Problem to solve
Check each line of the records below and collect those that include the word "international".

Data listing

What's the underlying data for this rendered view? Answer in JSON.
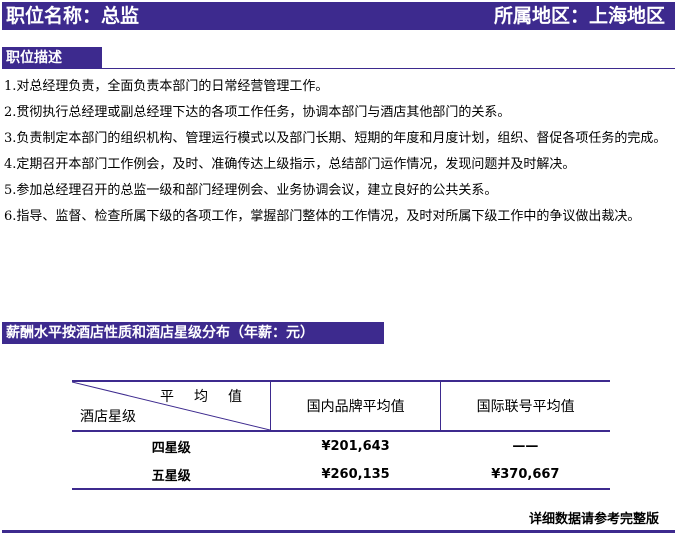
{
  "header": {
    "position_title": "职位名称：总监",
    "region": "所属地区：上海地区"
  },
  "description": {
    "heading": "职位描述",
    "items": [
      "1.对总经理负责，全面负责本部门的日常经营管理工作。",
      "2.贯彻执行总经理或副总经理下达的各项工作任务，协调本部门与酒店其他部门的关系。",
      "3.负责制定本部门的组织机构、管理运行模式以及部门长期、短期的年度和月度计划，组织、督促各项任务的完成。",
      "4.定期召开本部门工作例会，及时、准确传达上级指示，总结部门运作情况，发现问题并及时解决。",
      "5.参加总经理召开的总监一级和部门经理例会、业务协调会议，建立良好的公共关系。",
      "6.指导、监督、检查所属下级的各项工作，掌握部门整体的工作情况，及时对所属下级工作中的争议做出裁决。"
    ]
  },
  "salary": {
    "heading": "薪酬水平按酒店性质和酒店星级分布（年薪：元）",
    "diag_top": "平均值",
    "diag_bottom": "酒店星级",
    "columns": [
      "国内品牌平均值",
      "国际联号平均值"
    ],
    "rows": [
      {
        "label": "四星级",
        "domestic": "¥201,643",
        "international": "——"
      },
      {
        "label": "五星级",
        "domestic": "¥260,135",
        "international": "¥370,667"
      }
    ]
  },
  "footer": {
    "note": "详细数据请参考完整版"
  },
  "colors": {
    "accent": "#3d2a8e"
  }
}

Task result
        "international": "——"
        "international": "¥370,667"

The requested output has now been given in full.